• _INSTRUCTION_
Carry none of the pictures over; write out the complete data exactly.

• _SUPPLIED MATERIAL_

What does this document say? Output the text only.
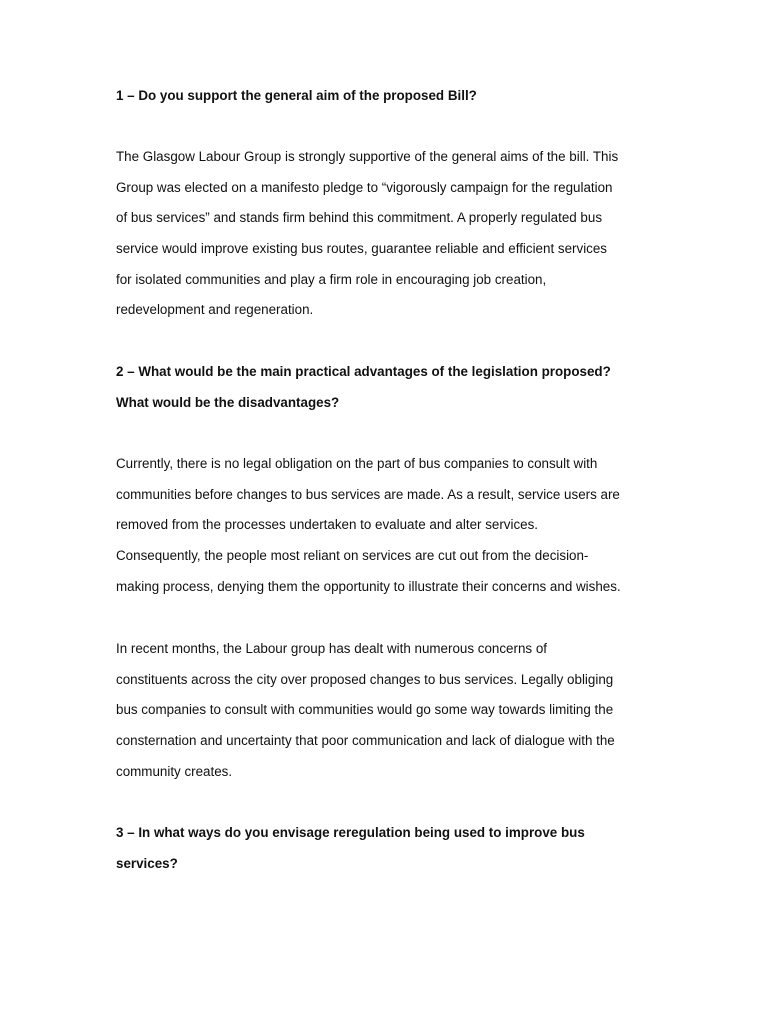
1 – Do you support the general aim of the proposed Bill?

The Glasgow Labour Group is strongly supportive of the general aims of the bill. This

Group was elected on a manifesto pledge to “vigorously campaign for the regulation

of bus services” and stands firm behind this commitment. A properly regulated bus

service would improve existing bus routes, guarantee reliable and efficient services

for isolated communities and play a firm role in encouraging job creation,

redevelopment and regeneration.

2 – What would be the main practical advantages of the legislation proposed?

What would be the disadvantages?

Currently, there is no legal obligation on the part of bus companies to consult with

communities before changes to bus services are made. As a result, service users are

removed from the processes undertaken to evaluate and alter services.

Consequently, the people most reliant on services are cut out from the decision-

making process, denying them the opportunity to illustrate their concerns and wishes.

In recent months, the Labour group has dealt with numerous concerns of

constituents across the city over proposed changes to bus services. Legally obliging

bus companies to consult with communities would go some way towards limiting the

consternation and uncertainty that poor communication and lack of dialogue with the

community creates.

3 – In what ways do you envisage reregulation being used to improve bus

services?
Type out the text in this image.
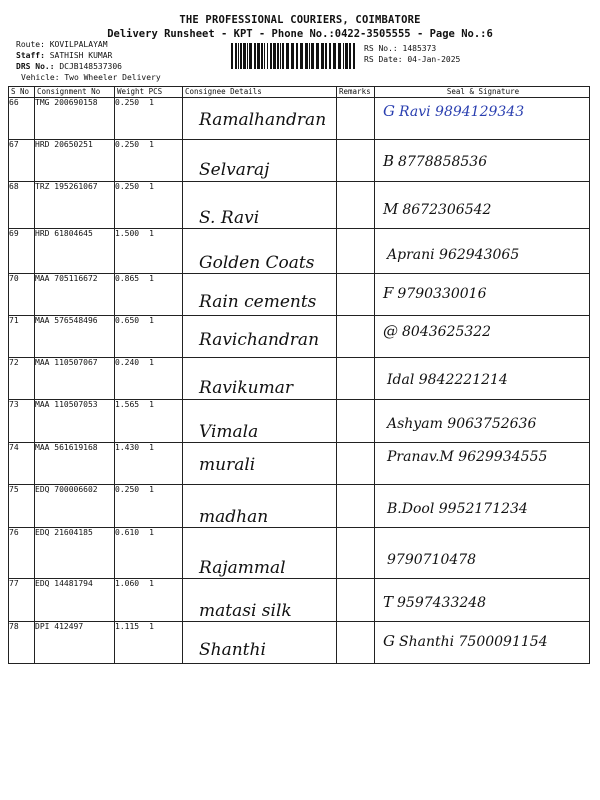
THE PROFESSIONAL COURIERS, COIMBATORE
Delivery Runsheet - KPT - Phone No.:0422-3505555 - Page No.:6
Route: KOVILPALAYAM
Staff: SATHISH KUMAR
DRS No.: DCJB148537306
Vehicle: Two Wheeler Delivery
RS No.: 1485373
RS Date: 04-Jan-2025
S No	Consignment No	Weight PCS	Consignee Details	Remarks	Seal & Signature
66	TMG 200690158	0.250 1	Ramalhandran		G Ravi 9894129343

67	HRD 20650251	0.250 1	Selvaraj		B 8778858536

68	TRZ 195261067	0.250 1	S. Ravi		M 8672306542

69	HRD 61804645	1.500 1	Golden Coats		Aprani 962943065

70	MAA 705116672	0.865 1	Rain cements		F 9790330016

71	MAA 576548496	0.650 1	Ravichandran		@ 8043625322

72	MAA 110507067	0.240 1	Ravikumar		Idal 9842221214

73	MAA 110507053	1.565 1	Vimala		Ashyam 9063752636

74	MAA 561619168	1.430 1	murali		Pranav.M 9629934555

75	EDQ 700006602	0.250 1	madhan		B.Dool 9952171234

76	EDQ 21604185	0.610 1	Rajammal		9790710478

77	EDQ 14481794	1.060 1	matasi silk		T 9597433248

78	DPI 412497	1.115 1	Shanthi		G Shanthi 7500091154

• _REPLY_
What does this document say? Output the text only.
1 – Do you support the general aim of the proposed Bill?

The Glasgow Labour Group is strongly supportive of the general aims of the bill. This

Group was elected on a manifesto pledge to “vigorously campaign for the regulation

of bus services” and stands firm behind this commitment. A properly regulated bus

service would improve existing bus routes, guarantee reliable and efficient services

for isolated communities and play a firm role in encouraging job creation,

redevelopment and regeneration.

2 – What would be the main practical advantages of the legislation proposed?

What would be the disadvantages?

Currently, there is no legal obligation on the part of bus companies to consult with

communities before changes to bus services are made. As a result, service users are

removed from the processes undertaken to evaluate and alter services.

Consequently, the people most reliant on services are cut out from the decision-

making process, denying them the opportunity to illustrate their concerns and wishes.

In recent months, the Labour group has dealt with numerous concerns of

constituents across the city over proposed changes to bus services. Legally obliging

bus companies to consult with communities would go some way towards limiting the

consternation and uncertainty that poor communication and lack of dialogue with the

community creates.

3 – In what ways do you envisage reregulation being used to improve bus

services?
Type out the text in this image.
THE PROFESSIONAL COURIERS, COIMBATORE
Delivery Runsheet - KPT - Phone No.:0422-3505555 - Page No.:6
Route: KOVILPALAYAM
Staff: SATHISH KUMAR
DRS No.: DCJB148537306
Vehicle: Two Wheeler Delivery
RS No.: 1485373
RS Date: 04-Jan-2025
S No	Consignment No	Weight PCS	Consignee Details	Remarks	Seal & Signature
66	TMG 200690158	0.250 1	Ramalhandran		G Ravi 9894129343

67	HRD 20650251	0.250 1	Selvaraj		B 8778858536

68	TRZ 195261067	0.250 1	S. Ravi		M 8672306542

69	HRD 61804645	1.500 1	Golden Coats		Aprani 962943065

70	MAA 705116672	0.865 1	Rain cements		F 9790330016

71	MAA 576548496	0.650 1	Ravichandran		@ 8043625322

72	MAA 110507067	0.240 1	Ravikumar		Idal 9842221214

73	MAA 110507053	1.565 1	Vimala		Ashyam 9063752636

74	MAA 561619168	1.430 1	murali		Pranav.M 9629934555

75	EDQ 700006602	0.250 1	madhan		B.Dool 9952171234

76	EDQ 21604185	0.610 1	Rajammal		9790710478

77	EDQ 14481794	1.060 1	matasi silk		T 9597433248

78	DPI 412497	1.115 1	Shanthi		G Shanthi 7500091154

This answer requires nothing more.